begin Task material

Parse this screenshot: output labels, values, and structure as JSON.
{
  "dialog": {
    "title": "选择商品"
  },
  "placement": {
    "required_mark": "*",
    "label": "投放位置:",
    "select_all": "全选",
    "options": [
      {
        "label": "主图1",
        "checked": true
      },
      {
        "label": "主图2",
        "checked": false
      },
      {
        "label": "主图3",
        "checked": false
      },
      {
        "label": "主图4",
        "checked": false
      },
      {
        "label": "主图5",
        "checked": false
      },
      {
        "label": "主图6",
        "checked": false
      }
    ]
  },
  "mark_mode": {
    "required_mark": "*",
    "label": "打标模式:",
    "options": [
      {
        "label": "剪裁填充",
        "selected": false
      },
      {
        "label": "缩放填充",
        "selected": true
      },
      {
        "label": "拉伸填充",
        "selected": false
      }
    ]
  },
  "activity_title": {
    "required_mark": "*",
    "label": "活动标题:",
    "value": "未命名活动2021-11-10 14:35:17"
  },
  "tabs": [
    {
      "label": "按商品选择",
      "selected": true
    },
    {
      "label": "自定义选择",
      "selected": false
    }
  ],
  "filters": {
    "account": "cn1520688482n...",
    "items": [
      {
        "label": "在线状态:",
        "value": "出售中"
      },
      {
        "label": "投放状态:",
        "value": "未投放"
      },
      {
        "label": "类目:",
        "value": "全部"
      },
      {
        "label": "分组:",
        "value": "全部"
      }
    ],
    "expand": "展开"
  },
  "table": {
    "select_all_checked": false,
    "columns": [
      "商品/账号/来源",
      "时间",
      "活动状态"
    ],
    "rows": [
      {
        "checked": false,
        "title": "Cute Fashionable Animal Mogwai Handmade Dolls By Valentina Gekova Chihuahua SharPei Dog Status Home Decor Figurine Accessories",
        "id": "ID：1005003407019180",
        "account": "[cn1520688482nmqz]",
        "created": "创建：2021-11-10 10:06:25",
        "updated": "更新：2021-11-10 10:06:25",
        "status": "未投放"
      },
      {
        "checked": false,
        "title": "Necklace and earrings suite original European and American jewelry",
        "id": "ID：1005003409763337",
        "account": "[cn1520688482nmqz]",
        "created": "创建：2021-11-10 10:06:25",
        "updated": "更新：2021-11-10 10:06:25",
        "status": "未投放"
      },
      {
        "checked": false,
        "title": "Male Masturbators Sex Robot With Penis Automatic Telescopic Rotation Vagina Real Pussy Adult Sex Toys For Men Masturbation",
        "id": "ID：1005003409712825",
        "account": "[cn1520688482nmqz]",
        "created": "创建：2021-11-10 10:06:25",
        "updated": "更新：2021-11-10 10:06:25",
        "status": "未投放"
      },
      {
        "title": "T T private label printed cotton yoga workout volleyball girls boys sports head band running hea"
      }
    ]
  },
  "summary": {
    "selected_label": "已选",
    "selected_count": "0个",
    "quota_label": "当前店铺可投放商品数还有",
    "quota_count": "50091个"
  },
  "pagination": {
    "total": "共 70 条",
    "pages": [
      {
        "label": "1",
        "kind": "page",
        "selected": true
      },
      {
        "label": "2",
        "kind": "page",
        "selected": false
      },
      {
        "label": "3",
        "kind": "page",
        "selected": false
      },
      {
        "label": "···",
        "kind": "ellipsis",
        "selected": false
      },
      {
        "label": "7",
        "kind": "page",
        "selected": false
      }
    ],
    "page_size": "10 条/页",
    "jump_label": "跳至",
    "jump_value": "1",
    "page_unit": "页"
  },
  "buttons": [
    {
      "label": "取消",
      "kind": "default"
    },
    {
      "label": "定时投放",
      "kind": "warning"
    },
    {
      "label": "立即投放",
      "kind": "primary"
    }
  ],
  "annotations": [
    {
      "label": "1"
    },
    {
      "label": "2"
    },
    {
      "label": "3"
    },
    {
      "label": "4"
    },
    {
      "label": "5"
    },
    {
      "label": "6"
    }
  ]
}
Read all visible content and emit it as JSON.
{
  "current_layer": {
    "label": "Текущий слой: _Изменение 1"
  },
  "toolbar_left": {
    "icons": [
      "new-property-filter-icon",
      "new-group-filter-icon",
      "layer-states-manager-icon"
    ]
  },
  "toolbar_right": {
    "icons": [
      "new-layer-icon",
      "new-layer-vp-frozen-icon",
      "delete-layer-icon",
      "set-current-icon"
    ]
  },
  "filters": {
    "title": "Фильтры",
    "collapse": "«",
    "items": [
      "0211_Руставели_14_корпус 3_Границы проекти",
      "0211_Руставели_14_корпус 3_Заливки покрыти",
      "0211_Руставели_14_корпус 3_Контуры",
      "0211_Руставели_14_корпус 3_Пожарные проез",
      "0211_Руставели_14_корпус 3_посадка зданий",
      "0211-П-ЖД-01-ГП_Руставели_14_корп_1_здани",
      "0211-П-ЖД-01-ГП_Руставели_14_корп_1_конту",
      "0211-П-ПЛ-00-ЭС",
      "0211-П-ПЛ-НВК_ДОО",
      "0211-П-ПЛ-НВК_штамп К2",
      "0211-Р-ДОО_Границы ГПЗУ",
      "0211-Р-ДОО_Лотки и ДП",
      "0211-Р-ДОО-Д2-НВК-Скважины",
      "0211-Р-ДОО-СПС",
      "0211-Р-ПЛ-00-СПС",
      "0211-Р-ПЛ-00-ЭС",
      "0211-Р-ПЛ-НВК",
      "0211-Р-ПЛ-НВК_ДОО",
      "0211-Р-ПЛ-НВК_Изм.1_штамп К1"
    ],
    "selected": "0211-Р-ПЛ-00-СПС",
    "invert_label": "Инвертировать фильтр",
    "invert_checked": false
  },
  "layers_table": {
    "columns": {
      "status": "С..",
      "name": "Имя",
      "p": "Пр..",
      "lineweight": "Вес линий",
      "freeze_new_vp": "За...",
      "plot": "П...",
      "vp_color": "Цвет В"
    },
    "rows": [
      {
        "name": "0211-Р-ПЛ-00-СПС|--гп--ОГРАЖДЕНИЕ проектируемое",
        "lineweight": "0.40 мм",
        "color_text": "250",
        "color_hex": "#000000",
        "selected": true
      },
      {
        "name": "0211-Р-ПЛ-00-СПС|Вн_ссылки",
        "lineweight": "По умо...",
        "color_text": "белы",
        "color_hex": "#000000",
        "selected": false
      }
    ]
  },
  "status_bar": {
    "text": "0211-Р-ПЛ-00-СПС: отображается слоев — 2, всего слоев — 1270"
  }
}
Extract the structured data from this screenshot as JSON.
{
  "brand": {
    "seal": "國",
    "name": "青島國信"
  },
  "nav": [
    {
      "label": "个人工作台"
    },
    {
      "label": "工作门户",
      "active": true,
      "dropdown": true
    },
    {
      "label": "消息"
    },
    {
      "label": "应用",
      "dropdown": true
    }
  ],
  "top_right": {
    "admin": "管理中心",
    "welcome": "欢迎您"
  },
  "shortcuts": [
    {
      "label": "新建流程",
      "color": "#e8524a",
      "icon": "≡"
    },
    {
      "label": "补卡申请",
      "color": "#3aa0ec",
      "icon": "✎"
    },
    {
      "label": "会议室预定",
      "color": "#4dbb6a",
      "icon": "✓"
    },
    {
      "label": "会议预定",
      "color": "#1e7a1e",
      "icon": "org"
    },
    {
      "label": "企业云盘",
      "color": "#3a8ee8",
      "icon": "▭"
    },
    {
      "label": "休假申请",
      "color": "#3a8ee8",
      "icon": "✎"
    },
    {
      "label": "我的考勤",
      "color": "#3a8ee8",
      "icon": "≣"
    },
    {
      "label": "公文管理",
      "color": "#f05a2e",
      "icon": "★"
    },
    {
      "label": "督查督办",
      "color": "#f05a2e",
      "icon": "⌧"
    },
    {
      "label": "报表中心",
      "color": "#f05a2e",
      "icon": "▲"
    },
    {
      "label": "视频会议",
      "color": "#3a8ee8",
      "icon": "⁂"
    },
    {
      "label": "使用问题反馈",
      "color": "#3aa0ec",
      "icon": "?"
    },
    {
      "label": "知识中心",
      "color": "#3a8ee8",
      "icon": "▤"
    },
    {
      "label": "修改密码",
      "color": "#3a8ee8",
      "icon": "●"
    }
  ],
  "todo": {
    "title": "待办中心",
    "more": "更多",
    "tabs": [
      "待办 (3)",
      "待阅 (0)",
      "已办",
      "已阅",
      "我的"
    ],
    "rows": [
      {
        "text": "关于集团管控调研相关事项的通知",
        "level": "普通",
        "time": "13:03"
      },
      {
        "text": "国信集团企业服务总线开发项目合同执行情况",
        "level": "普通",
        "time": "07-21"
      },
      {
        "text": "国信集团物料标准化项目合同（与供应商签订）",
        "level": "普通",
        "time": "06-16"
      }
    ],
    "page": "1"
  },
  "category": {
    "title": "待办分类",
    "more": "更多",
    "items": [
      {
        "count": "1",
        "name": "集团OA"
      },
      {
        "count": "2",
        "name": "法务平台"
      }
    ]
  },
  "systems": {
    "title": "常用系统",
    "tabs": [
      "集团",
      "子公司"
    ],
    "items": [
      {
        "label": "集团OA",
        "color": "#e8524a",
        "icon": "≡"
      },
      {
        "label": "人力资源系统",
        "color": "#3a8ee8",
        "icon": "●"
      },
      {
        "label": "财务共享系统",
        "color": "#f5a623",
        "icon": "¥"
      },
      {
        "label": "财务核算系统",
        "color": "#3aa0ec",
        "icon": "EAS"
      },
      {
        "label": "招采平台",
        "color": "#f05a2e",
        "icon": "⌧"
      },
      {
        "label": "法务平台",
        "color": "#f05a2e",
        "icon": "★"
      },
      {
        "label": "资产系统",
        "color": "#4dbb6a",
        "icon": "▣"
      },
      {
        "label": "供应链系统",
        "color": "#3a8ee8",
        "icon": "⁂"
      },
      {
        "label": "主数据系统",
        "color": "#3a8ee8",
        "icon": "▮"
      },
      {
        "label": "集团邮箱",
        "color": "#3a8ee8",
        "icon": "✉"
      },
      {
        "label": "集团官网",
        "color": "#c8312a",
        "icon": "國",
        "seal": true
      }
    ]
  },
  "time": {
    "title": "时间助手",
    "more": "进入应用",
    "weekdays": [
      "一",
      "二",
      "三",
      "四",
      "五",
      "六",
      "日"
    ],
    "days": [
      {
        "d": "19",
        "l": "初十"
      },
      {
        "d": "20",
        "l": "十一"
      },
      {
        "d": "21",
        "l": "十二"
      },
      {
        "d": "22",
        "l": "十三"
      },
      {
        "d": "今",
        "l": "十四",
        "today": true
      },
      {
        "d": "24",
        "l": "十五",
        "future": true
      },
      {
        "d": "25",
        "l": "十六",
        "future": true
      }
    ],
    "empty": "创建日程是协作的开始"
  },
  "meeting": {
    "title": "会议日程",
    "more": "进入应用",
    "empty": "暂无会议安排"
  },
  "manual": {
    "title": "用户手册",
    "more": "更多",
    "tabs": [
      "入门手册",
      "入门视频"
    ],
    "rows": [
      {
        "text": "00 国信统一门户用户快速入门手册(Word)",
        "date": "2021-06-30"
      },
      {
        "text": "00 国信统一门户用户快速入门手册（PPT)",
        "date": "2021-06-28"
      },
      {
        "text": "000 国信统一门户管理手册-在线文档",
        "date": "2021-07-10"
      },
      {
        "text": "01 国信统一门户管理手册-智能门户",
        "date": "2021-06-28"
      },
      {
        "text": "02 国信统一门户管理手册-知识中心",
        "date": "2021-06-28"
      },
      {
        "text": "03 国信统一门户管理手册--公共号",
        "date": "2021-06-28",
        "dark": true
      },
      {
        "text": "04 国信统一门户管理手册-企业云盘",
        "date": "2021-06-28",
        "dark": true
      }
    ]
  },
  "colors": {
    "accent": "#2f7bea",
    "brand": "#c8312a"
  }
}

end Task material

* _The task_: Tally the lines above containing "国信统一门户用户快速入门手册". Answer with the count only.

* _Written solution_: 2